YOUR OBJECTIVE: Count the lines below that contain "content". Give only the number.
>>>
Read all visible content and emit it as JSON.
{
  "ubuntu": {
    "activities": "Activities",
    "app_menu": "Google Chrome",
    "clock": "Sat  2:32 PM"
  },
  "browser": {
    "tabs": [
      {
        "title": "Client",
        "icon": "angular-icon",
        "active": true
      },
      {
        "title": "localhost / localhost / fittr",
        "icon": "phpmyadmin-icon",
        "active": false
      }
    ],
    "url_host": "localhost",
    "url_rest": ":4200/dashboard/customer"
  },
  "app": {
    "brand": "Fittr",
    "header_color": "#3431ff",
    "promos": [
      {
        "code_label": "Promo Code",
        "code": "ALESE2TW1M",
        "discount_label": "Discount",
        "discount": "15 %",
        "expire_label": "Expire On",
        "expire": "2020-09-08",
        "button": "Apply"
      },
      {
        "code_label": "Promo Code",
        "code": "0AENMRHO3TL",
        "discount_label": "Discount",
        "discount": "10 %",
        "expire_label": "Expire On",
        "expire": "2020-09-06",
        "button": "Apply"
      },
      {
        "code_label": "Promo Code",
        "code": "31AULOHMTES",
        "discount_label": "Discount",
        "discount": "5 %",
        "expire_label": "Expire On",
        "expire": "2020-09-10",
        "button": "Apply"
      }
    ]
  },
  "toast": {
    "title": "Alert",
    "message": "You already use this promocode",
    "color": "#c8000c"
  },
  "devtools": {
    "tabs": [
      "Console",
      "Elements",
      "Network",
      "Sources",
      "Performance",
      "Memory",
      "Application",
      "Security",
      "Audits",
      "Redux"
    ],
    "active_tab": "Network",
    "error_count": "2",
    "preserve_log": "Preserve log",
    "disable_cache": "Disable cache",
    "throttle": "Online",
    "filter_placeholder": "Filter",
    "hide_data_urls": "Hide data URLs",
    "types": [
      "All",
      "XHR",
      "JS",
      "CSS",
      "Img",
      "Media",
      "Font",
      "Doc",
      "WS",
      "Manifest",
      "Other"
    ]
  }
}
<<<
>>>
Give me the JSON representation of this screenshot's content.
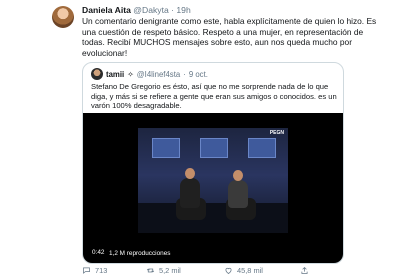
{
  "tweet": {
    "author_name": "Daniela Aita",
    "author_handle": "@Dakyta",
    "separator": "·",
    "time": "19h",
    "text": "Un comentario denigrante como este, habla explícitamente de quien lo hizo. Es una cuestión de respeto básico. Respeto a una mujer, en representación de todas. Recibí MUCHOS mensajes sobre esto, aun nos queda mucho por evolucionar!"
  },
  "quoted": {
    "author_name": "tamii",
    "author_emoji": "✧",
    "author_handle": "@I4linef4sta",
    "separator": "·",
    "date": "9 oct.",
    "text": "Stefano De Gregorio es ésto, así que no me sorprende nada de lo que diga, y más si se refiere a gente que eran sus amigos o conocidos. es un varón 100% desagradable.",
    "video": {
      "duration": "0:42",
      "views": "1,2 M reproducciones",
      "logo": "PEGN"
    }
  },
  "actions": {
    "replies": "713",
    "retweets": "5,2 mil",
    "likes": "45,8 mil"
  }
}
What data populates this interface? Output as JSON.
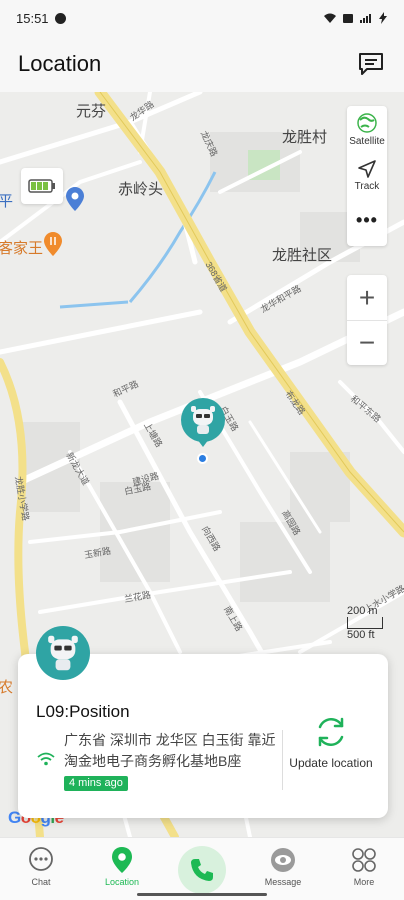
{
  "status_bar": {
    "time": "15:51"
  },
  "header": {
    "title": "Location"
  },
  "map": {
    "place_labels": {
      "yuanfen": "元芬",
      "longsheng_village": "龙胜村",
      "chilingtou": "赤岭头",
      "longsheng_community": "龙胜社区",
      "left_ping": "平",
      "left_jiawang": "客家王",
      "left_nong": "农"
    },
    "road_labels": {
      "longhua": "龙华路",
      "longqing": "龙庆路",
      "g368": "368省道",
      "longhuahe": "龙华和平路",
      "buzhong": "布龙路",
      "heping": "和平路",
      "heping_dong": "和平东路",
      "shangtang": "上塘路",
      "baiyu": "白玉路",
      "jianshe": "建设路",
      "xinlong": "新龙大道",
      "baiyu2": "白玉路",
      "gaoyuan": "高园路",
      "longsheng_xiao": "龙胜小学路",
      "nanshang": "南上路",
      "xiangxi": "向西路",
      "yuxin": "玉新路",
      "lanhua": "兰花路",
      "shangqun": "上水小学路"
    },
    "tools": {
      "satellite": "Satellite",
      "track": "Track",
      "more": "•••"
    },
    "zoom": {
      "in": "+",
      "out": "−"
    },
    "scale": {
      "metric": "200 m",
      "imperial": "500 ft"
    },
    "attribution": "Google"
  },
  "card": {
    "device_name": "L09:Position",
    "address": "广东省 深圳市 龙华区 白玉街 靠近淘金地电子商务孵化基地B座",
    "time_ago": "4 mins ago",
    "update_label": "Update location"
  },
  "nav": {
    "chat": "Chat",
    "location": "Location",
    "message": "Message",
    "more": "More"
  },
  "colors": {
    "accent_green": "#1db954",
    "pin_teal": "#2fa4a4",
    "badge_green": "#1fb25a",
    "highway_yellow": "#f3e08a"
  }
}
<<<
EXERCISE RESPONSE: 2